[Begin DATA TO PROCESS]

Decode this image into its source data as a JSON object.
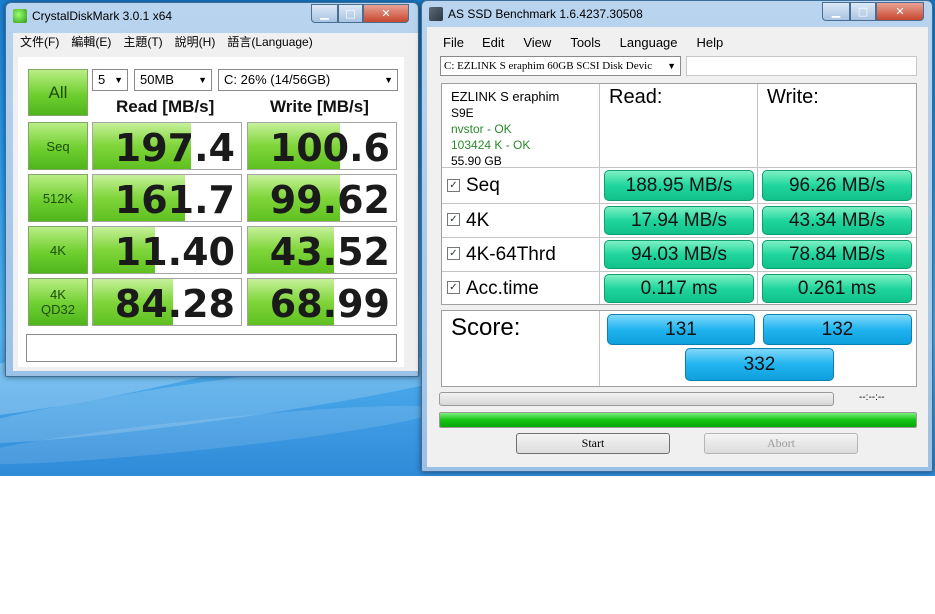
{
  "cdm": {
    "title": "CrystalDiskMark 3.0.1 x64",
    "menu": [
      "文件(F)",
      "編輯(E)",
      "主題(T)",
      "說明(H)",
      "語言(Language)"
    ],
    "all_label": "All",
    "count_value": "5",
    "size_value": "50MB",
    "drive_value": "C: 26% (14/56GB)",
    "read_header": "Read [MB/s]",
    "write_header": "Write [MB/s]",
    "rows": [
      {
        "label": "Seq",
        "read": "197.4",
        "write": "100.6",
        "read_level": 0.66,
        "write_level": 0.62
      },
      {
        "label": "512K",
        "read": "161.7",
        "write": "99.62",
        "read_level": 0.62,
        "write_level": 0.62
      },
      {
        "label": "4K",
        "read": "11.40",
        "write": "43.52",
        "read_level": 0.42,
        "write_level": 0.58
      },
      {
        "label_line1": "4K",
        "label_line2": "QD32",
        "read": "84.28",
        "write": "68.99",
        "read_level": 0.54,
        "write_level": 0.58
      }
    ]
  },
  "asssd": {
    "title": "AS SSD Benchmark 1.6.4237.30508",
    "menu": [
      "File",
      "Edit",
      "View",
      "Tools",
      "Language",
      "Help"
    ],
    "drive_select": "C: EZLINK S eraphim 60GB SCSI Disk Devic",
    "info": {
      "model": "EZLINK S eraphim",
      "firmware": "S9E",
      "driver": "nvstor - OK",
      "alignment": "103424 K - OK",
      "capacity": "55.90 GB"
    },
    "read_header": "Read:",
    "write_header": "Write:",
    "rows": [
      {
        "label": "Seq",
        "read": "188.95 MB/s",
        "write": "96.26 MB/s",
        "checked": true
      },
      {
        "label": "4K",
        "read": "17.94 MB/s",
        "write": "43.34 MB/s",
        "checked": true
      },
      {
        "label": "4K-64Thrd",
        "read": "94.03 MB/s",
        "write": "78.84 MB/s",
        "checked": true
      },
      {
        "label": "Acc.time",
        "read": "0.117 ms",
        "write": "0.261 ms",
        "checked": true
      }
    ],
    "score_label": "Score:",
    "score_read": "131",
    "score_write": "132",
    "score_total": "332",
    "time_text": "--:--:--",
    "progress_level": 1.0,
    "start_label": "Start",
    "abort_label": "Abort",
    "check_glyph": "✓"
  }
}
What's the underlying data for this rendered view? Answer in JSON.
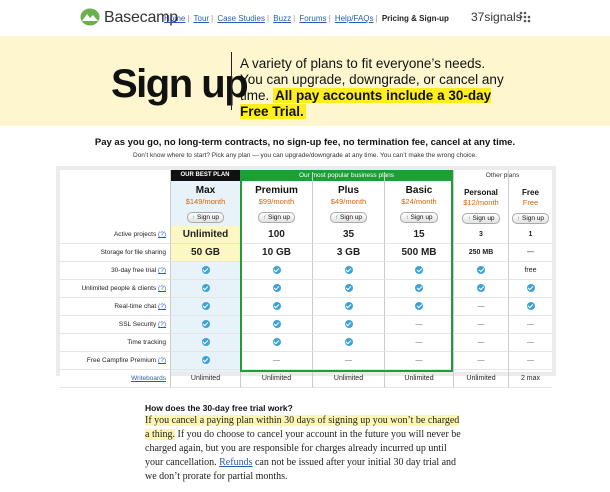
{
  "header": {
    "brand": "Basecamp",
    "nav": [
      "Home",
      "Tour",
      "Case Studies",
      "Buzz",
      "Forums",
      "Help/FAQs"
    ],
    "current": "Pricing & Sign-up",
    "company": "37signals"
  },
  "hero": {
    "title": "Sign up",
    "text": "A variety of plans to fit everyone’s needs. You can upgrade, downgrade, or cancel any time.",
    "highlight": "All pay accounts include a 30-day Free Trial."
  },
  "pitch": {
    "main": "Pay as you go, no long-term contracts, no sign-up fee, no termination fee, cancel at any time.",
    "sub": "Don’t know where to start? Pick any plan — you can upgrade/downgrade at any time. You can’t make the wrong choice."
  },
  "table": {
    "best_label": "OUR BEST PLAN",
    "popular_label": "Our most popular business plans",
    "other_label": "Other plans",
    "signup_label": "Sign up",
    "help_mark": "(?)",
    "row_labels": [
      {
        "text": "Active projects",
        "help": true
      },
      {
        "text": "Storage for file sharing",
        "help": false
      },
      {
        "text": "30-day free trial",
        "help": true
      },
      {
        "text": "Unlimited people & clients",
        "help": true
      },
      {
        "text": "Real-time chat",
        "help": true
      },
      {
        "text": "SSL Security",
        "help": true
      },
      {
        "text": "Time tracking",
        "help": false
      },
      {
        "text": "Free Campfire Premium",
        "help": true
      },
      {
        "text": "Writeboards",
        "help": false,
        "link": true
      }
    ],
    "plans": [
      {
        "name": "Max",
        "price": "$149/month",
        "values": [
          "Unlimited",
          "50 GB",
          "check",
          "check",
          "check",
          "check",
          "check",
          "check",
          "Unlimited"
        ]
      },
      {
        "name": "Premium",
        "price": "$99/month",
        "values": [
          "100",
          "10 GB",
          "check",
          "check",
          "check",
          "check",
          "check",
          "—",
          "Unlimited"
        ]
      },
      {
        "name": "Plus",
        "price": "$49/month",
        "values": [
          "35",
          "3 GB",
          "check",
          "check",
          "check",
          "check",
          "check",
          "—",
          "Unlimited"
        ]
      },
      {
        "name": "Basic",
        "price": "$24/month",
        "values": [
          "15",
          "500 MB",
          "check",
          "check",
          "check",
          "—",
          "—",
          "—",
          "Unlimited"
        ]
      },
      {
        "name": "Personal",
        "price": "$12/month",
        "values": [
          "3",
          "250 MB",
          "check",
          "check",
          "—",
          "—",
          "—",
          "—",
          "Unlimited"
        ]
      },
      {
        "name": "Free",
        "price": "Free",
        "values": [
          "1",
          "—",
          "free",
          "check",
          "check",
          "—",
          "—",
          "—",
          "2 max"
        ]
      }
    ]
  },
  "faq": {
    "question": "How does the 30-day free trial work?",
    "answer_highlight": "If you cancel a paying plan within 30 days of signing up you won’t be charged a thing.",
    "answer_rest_1": "If you do choose to cancel your account in the future you will never be charged again, but you are responsible for charges already incurred up until your cancellation.",
    "answer_link": "Refunds",
    "answer_rest_2": "can not be issued after your initial 30 day trial and we don’t prorate for partial months."
  },
  "colors": {
    "accent_green": "#1f9e36",
    "price_orange": "#d9640b",
    "check_blue": "#3fa2d6",
    "hero_bg": "#fdf6cf",
    "highlight": "#ffee1f"
  }
}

[End DATA TO PROCESS]

◆ CHALLENGE: Determine the number of lines containing "plans". Write only that number.

◆ RESULT OF THE EXERCISE: 4